* _What is asked_
Each line of the data that includes the string "buitenspiegel" is to be copied out.

==== Listed entries ====

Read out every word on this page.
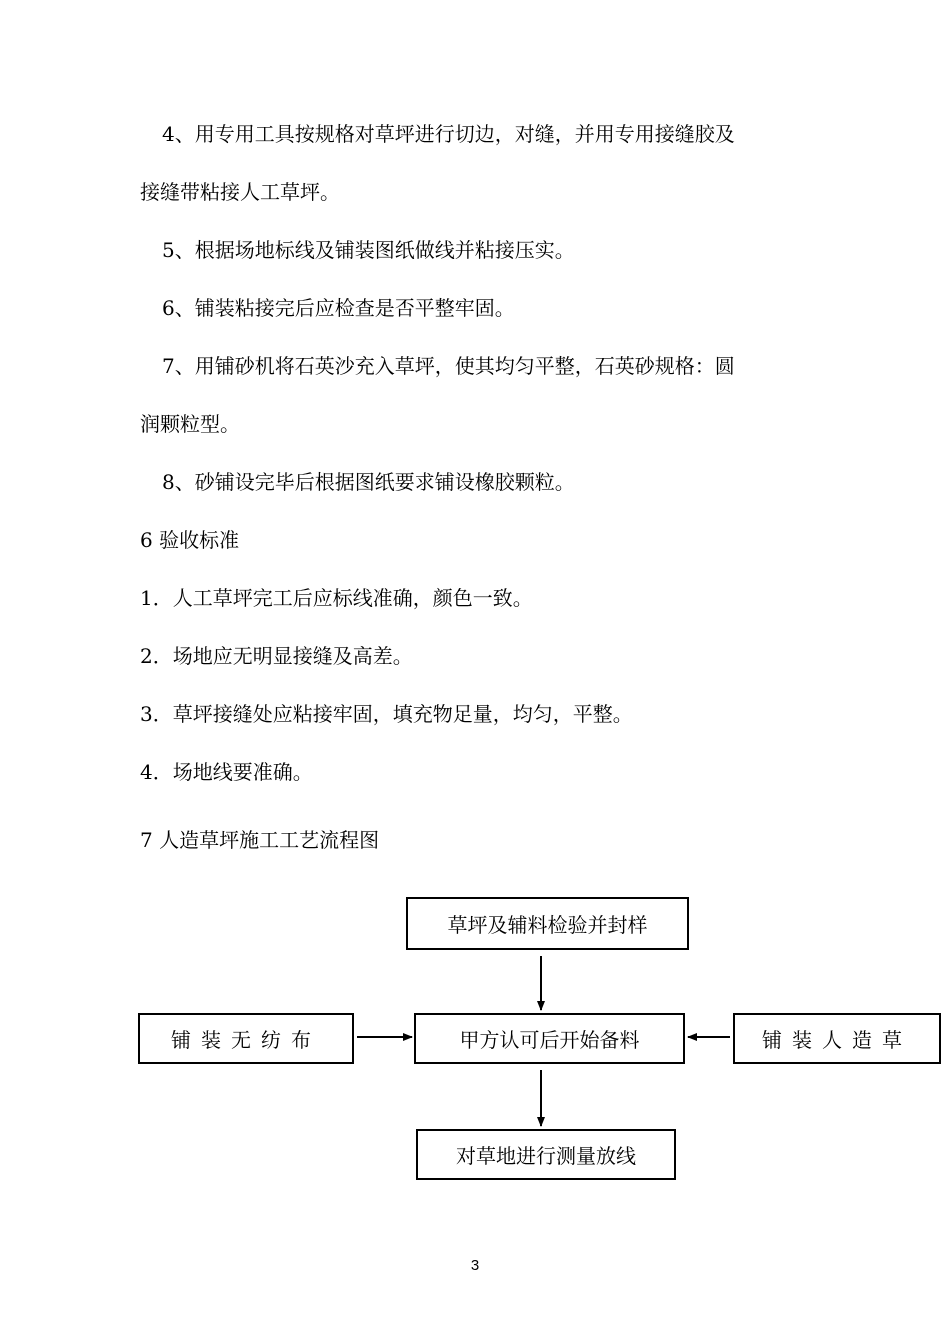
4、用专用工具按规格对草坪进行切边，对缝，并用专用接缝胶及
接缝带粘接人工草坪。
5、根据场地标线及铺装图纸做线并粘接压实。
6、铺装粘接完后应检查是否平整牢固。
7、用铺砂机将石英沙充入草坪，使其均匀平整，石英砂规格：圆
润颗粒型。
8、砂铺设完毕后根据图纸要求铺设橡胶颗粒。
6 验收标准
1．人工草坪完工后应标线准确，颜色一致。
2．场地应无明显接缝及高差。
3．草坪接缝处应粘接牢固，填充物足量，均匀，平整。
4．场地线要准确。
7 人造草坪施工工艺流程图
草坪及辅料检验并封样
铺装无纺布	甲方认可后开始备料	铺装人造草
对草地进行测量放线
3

====
==== Listed entries ====

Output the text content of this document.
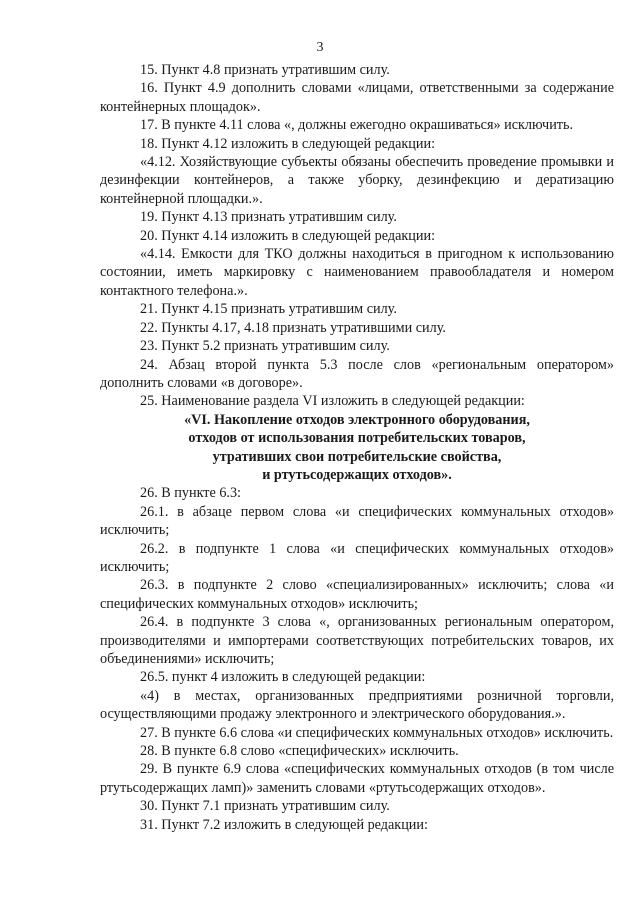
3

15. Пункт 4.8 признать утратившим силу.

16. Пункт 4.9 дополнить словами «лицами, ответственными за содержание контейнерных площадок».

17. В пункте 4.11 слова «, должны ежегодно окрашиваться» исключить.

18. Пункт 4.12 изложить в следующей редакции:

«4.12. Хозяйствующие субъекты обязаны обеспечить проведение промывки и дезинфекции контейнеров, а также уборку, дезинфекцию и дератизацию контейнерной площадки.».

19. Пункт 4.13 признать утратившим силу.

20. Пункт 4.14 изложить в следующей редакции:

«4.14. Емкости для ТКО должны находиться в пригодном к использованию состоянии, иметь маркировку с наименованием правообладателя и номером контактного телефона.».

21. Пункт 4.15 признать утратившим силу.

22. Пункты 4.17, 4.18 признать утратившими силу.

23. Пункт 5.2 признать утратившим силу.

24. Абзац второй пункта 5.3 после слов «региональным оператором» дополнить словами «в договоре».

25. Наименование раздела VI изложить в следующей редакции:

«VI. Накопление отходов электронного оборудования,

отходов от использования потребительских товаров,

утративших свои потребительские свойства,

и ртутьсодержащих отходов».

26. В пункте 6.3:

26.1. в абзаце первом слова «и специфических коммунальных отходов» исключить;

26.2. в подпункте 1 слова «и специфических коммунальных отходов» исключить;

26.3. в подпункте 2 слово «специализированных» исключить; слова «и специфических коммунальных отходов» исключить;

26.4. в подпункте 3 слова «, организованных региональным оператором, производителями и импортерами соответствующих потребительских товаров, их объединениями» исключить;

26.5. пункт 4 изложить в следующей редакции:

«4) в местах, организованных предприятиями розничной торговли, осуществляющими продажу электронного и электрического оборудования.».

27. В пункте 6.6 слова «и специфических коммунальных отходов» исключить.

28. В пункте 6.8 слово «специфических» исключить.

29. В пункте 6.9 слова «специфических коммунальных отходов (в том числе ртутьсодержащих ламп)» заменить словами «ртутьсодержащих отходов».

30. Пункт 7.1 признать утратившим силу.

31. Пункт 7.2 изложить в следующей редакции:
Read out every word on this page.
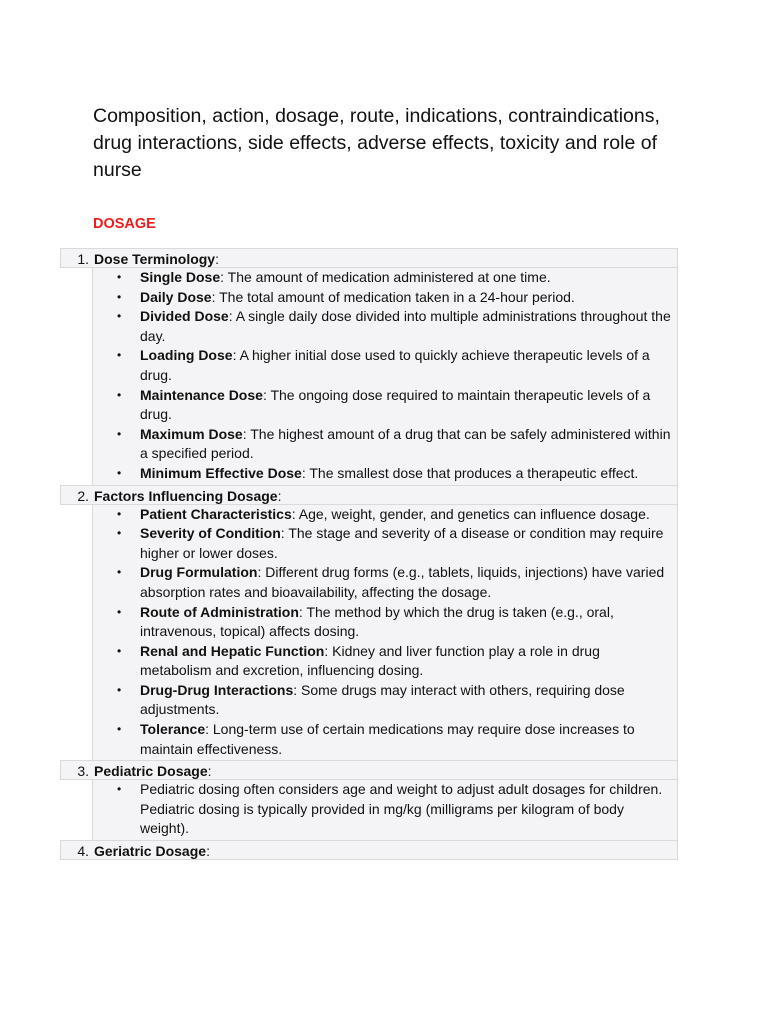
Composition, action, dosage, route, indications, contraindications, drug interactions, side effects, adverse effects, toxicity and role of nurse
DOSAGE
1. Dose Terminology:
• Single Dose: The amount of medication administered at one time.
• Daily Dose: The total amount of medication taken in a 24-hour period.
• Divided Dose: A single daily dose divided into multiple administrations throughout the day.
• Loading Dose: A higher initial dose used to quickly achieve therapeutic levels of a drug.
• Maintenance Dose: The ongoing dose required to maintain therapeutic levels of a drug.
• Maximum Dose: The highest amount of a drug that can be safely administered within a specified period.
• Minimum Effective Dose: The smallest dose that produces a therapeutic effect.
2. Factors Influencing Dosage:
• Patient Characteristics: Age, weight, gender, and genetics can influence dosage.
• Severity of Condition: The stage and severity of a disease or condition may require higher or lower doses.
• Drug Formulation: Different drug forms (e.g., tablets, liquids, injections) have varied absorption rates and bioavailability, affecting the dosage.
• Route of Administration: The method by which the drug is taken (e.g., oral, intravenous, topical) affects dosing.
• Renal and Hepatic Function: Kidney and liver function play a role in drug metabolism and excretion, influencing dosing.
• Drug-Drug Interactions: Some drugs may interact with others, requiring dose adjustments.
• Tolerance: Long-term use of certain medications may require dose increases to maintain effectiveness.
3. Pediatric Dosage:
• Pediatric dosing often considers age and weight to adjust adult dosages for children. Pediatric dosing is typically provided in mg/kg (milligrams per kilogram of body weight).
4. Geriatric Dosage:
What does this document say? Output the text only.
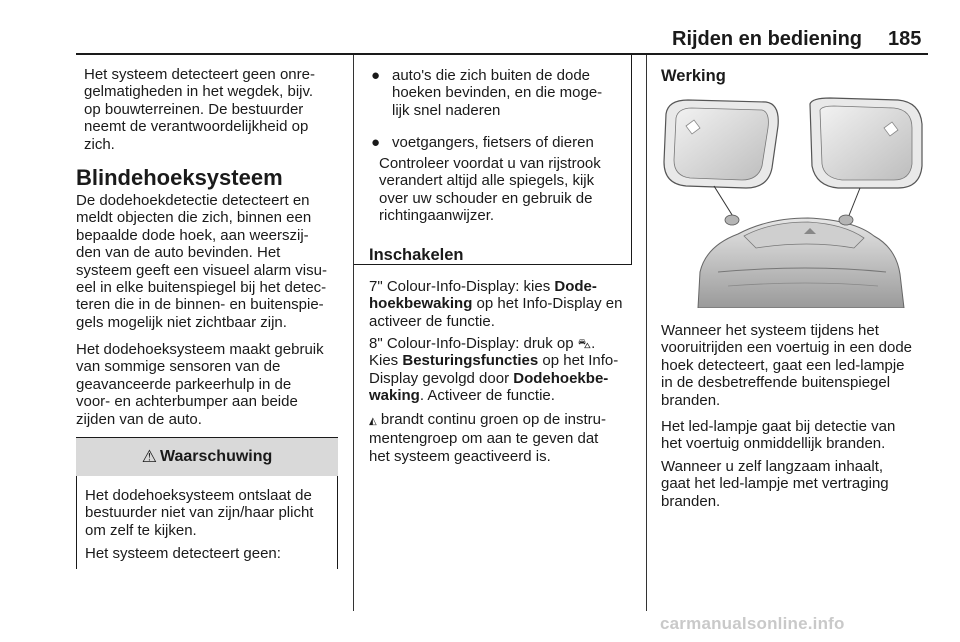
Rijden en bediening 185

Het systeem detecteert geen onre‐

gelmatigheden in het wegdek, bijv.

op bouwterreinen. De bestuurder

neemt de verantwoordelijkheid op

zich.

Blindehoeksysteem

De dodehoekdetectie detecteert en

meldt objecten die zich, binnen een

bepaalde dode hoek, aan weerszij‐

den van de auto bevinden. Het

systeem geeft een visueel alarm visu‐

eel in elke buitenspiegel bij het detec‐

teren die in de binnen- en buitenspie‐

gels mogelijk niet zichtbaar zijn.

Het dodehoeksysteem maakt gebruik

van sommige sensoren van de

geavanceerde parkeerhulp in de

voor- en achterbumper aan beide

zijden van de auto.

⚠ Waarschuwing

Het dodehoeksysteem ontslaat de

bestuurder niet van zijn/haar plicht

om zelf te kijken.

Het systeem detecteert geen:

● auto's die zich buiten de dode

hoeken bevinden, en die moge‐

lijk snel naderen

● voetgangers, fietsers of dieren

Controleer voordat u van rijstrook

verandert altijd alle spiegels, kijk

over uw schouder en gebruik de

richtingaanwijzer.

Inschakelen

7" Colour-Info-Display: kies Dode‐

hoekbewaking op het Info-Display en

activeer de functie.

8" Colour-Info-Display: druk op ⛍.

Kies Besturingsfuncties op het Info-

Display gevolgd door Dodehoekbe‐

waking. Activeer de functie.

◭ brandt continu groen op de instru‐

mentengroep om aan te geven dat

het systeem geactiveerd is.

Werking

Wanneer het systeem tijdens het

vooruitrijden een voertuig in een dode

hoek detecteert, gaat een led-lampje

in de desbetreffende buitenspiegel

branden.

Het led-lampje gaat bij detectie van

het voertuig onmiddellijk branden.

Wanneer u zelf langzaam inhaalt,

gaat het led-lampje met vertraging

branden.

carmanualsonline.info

====
==== Listed entries ====

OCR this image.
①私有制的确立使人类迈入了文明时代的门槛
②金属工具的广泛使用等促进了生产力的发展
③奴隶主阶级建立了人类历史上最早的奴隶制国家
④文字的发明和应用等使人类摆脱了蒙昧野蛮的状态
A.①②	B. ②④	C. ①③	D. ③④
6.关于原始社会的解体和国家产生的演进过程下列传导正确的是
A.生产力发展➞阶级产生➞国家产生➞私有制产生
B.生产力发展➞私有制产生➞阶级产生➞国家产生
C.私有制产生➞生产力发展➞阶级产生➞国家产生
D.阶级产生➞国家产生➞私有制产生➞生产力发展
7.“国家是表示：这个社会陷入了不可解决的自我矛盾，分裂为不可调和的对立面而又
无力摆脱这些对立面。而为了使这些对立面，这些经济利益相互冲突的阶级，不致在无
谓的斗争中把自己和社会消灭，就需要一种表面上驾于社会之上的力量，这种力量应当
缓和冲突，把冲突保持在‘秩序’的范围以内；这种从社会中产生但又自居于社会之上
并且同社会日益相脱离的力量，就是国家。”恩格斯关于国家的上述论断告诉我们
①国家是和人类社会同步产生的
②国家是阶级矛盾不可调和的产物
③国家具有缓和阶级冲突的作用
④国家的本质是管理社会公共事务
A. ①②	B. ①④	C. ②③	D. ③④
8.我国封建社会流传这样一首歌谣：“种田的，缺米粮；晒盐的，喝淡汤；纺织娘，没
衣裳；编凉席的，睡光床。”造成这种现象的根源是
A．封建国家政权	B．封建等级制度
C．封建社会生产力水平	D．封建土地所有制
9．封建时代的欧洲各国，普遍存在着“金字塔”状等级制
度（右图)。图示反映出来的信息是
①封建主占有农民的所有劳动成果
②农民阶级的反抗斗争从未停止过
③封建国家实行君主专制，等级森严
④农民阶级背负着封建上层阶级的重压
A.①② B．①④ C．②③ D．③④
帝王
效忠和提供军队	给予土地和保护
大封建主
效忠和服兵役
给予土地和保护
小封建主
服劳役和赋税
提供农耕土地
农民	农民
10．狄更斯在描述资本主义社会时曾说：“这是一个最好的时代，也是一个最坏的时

====

* _Response below_
eel in elke buitenspiegel bij het detec‐
in de desbetreffende buitenspiegel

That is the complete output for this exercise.